§ Set problem: Return each line of the material below verbatim, character for character, keeping the original order.
^^^^^^^^^^^^^^^^
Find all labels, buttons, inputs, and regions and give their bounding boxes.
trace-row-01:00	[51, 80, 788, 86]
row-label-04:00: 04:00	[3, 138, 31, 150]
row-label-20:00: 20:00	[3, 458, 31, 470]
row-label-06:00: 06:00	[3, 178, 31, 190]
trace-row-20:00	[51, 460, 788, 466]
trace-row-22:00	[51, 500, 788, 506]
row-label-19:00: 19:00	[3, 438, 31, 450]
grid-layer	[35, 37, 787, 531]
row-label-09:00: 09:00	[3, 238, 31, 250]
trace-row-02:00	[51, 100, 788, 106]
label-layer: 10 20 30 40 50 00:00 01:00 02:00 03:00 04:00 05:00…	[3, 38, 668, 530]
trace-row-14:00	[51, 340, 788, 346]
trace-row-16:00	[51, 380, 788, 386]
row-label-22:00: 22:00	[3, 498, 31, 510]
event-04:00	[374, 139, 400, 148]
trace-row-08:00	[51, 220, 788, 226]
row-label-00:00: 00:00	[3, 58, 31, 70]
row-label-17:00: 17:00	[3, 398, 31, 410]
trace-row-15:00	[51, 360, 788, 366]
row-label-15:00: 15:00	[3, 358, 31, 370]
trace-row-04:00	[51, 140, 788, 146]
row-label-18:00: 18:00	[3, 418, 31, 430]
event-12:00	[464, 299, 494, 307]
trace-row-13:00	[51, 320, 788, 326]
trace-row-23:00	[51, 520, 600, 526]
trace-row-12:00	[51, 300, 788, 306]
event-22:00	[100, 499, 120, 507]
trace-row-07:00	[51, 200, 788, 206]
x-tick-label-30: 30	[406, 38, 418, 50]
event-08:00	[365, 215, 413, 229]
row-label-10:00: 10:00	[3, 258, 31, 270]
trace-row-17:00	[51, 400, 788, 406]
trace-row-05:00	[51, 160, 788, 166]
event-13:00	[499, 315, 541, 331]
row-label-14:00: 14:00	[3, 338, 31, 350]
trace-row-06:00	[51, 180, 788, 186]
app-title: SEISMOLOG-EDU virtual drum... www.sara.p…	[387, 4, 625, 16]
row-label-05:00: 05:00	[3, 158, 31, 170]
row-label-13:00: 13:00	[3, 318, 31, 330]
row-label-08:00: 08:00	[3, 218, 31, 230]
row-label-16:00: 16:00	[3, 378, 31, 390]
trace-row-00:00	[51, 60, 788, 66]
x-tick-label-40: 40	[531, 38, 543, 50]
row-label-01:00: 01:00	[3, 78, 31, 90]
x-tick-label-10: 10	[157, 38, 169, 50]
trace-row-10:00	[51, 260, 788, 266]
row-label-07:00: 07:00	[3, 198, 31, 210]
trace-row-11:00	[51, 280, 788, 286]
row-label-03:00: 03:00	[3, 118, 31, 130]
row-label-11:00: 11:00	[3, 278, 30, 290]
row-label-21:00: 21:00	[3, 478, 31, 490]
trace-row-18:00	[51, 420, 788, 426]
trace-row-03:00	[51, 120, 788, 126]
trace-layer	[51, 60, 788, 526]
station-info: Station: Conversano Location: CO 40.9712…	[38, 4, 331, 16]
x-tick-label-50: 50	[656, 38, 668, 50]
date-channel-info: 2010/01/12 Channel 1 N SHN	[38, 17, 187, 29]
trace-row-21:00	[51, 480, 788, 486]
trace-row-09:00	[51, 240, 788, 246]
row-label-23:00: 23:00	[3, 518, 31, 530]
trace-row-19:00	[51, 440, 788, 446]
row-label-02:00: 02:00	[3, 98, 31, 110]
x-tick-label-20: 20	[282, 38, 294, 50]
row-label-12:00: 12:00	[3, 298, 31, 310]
^^^^^^^^^^^^^^^^
§ Exercise result:
Find all labels, buttons, inputs, and regions and give their bounding boxes.
trace-row-01:00	[51, 80, 788, 86]
row-label-04:00: 04:00	[3, 138, 31, 150]
row-label-20:00: 20:00	[3, 458, 31, 470]
row-label-06:00: 06:00	[3, 178, 31, 190]
trace-row-20:00	[51, 460, 788, 466]
trace-row-22:00	[51, 500, 788, 506]
row-label-19:00: 19:00	[3, 438, 31, 450]
grid-layer	[35, 37, 787, 531]
row-label-09:00: 09:00	[3, 238, 31, 250]
trace-row-02:00	[51, 100, 788, 106]
label-layer: 10 20 30 40 50 00:00 01:00 02:00 03:00 04:00 05:00…	[3, 38, 668, 530]
trace-row-14:00	[51, 340, 788, 346]
trace-row-16:00	[51, 380, 788, 386]
row-label-22:00: 22:00	[3, 498, 31, 510]
event-04:00	[374, 139, 400, 148]
trace-row-08:00	[51, 220, 788, 226]
row-label-00:00: 00:00	[3, 58, 31, 70]
row-label-17:00: 17:00	[3, 398, 31, 410]
trace-row-15:00	[51, 360, 788, 366]
row-label-15:00: 15:00	[3, 358, 31, 370]
trace-row-04:00	[51, 140, 788, 146]
row-label-18:00: 18:00	[3, 418, 31, 430]
event-12:00	[464, 299, 494, 307]
trace-row-13:00	[51, 320, 788, 326]
trace-row-23:00	[51, 520, 600, 526]
trace-row-12:00	[51, 300, 788, 306]
event-22:00	[100, 499, 120, 507]
trace-row-07:00	[51, 200, 788, 206]
x-tick-label-30: 30	[406, 38, 418, 50]
event-08:00	[365, 215, 413, 229]
row-label-10:00: 10:00	[3, 258, 31, 270]
trace-row-17:00	[51, 400, 788, 406]
trace-row-05:00	[51, 160, 788, 166]
event-13:00	[499, 315, 541, 331]
row-label-14:00: 14:00	[3, 338, 31, 350]
trace-row-06:00	[51, 180, 788, 186]
app-title: SEISMOLOG-EDU virtual drum... www.sara.p…	[387, 4, 625, 16]
row-label-05:00: 05:00	[3, 158, 31, 170]
row-label-13:00: 13:00	[3, 318, 31, 330]
row-label-08:00: 08:00	[3, 218, 31, 230]
row-label-16:00: 16:00	[3, 378, 31, 390]
trace-row-00:00	[51, 60, 788, 66]
x-tick-label-40: 40	[531, 38, 543, 50]
row-label-01:00: 01:00	[3, 78, 31, 90]
x-tick-label-10: 10	[157, 38, 169, 50]
trace-row-10:00	[51, 260, 788, 266]
row-label-07:00: 07:00	[3, 198, 31, 210]
trace-row-11:00	[51, 280, 788, 286]
row-label-03:00: 03:00	[3, 118, 31, 130]
row-label-11:00: 11:00	[3, 278, 30, 290]
row-label-21:00: 21:00	[3, 478, 31, 490]
trace-row-18:00	[51, 420, 788, 426]
trace-row-03:00	[51, 120, 788, 126]
trace-layer	[51, 60, 788, 526]
station-info: Station: Conversano Location: CO 40.9712…	[38, 4, 331, 16]
x-tick-label-50: 50	[656, 38, 668, 50]
date-channel-info: 2010/01/12 Channel 1 N SHN	[38, 17, 187, 29]
trace-row-21:00	[51, 480, 788, 486]
trace-row-09:00	[51, 240, 788, 246]
row-label-23:00: 23:00	[3, 518, 31, 530]
trace-row-19:00	[51, 440, 788, 446]
row-label-02:00: 02:00	[3, 98, 31, 110]
x-tick-label-20: 20	[282, 38, 294, 50]
row-label-12:00: 12:00	[3, 298, 31, 310]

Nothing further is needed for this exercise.